• PROBLEM TO WORK ON
Read the records below. Copy each line where the string "REACCIONES" occurs.

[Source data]
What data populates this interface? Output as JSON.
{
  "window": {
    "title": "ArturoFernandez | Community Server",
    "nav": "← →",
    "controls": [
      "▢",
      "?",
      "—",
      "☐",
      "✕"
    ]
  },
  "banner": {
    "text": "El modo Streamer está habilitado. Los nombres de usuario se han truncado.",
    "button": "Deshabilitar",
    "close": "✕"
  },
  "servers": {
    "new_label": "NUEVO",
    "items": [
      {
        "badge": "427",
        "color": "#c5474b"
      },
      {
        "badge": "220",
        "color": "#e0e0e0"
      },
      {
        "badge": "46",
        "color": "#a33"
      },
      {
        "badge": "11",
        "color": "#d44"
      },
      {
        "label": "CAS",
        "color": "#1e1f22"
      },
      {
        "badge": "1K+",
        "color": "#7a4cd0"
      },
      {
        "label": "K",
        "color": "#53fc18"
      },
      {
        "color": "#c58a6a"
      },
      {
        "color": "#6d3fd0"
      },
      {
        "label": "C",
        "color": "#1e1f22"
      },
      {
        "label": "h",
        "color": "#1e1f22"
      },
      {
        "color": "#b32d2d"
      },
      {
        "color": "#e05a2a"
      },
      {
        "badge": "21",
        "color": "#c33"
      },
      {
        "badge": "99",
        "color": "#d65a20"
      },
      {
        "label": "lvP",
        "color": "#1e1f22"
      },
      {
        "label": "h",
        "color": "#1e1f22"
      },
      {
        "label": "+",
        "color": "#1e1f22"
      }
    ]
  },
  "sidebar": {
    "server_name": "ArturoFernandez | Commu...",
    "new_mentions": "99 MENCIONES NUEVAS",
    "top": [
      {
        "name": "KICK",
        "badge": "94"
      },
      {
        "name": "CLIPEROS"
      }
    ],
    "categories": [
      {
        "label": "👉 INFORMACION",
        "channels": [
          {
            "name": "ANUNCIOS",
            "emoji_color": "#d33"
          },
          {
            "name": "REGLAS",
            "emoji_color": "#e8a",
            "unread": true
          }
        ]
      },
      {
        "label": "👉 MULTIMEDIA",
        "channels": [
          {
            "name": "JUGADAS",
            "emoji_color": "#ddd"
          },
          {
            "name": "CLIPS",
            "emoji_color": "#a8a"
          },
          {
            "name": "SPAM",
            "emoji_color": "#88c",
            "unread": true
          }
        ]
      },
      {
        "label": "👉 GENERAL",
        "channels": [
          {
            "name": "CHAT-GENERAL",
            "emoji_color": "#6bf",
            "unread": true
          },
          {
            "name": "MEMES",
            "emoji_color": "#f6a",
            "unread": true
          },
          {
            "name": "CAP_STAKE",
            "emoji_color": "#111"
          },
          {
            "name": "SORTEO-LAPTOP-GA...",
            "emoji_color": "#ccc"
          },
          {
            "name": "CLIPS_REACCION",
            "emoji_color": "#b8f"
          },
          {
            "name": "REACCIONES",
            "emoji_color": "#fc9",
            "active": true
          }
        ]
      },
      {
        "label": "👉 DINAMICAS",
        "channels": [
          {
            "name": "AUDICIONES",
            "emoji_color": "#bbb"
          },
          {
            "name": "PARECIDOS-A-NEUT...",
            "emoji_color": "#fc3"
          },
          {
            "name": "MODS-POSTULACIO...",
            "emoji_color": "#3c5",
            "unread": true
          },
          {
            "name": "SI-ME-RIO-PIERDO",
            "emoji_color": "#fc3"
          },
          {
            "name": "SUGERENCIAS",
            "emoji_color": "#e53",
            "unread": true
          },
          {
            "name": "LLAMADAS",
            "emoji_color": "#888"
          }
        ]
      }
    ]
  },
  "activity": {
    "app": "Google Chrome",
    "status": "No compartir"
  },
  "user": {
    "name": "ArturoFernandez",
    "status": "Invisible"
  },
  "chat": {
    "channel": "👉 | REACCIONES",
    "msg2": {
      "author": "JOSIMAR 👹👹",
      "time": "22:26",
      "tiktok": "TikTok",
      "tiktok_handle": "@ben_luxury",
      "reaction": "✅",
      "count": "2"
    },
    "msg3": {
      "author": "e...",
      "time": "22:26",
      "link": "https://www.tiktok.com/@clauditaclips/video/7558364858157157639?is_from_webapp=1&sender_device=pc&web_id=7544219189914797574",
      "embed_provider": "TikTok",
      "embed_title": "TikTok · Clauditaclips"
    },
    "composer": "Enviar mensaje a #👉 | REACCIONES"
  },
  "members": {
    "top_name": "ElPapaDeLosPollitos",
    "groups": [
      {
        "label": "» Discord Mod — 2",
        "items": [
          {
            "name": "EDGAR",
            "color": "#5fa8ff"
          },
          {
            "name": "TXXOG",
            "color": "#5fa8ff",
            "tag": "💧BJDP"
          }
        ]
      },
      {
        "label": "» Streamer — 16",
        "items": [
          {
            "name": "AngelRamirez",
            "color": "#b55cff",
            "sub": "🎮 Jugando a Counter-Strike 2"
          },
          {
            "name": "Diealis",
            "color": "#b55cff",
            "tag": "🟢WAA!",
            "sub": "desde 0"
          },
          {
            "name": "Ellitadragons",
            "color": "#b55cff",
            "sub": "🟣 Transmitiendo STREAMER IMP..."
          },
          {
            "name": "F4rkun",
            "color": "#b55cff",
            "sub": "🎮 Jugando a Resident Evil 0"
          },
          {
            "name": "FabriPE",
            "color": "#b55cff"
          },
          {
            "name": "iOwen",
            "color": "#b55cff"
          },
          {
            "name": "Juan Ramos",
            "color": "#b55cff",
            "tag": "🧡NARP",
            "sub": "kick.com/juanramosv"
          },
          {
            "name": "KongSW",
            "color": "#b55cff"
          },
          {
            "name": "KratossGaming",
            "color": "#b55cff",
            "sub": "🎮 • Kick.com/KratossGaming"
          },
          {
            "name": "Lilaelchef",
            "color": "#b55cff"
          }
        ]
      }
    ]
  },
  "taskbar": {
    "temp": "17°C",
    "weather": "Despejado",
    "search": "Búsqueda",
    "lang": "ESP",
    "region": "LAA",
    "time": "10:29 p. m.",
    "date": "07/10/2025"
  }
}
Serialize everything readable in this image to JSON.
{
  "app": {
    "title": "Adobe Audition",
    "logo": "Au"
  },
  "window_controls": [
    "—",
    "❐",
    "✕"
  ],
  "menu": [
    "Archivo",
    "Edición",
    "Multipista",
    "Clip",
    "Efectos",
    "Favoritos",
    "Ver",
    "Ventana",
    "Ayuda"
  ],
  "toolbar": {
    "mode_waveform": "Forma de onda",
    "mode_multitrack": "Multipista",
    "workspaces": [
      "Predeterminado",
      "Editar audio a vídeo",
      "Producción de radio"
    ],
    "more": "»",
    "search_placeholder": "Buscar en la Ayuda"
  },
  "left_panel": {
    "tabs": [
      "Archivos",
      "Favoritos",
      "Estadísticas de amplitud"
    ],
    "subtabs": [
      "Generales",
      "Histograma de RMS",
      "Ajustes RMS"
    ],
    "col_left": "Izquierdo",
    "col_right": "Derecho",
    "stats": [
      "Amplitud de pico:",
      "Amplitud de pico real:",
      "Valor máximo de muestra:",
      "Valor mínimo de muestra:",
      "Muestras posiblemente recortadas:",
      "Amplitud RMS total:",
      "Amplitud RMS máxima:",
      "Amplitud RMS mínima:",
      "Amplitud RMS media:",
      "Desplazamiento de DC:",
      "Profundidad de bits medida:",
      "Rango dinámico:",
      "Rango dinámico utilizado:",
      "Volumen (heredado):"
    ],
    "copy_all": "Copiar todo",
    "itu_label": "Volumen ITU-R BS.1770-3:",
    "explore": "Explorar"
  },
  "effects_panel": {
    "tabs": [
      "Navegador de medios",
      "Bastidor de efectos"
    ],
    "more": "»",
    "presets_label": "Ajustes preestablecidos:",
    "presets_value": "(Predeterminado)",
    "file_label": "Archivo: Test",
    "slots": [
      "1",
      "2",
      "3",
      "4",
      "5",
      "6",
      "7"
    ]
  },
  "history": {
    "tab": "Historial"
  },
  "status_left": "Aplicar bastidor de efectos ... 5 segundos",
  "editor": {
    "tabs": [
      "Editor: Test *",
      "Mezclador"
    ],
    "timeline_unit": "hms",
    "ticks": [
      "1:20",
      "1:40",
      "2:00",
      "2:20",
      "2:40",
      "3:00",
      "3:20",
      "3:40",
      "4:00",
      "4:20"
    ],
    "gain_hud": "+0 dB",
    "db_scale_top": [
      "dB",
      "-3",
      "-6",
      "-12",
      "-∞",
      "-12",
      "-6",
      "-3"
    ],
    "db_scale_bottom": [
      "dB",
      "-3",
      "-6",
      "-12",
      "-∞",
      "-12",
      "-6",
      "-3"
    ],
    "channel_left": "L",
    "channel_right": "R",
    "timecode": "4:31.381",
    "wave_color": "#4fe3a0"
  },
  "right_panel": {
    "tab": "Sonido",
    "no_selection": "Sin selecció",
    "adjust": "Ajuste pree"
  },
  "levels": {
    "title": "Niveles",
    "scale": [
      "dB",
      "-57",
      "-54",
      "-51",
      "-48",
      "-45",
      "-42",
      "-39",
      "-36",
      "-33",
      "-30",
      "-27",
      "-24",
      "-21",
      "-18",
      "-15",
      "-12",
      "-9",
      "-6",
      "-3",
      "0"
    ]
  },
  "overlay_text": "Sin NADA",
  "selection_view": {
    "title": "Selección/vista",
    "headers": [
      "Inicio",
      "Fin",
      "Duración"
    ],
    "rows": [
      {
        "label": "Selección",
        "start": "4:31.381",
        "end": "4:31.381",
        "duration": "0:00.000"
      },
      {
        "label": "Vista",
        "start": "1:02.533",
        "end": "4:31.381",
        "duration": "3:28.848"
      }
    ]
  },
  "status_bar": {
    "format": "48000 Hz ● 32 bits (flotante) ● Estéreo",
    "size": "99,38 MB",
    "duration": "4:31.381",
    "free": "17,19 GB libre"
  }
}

• WORKED SOLUTION
            "name": "REACCIONES",
    "channel": "👉 | REACCIONES",
    "composer": "Enviar mensaje a #👉 | REACCIONES"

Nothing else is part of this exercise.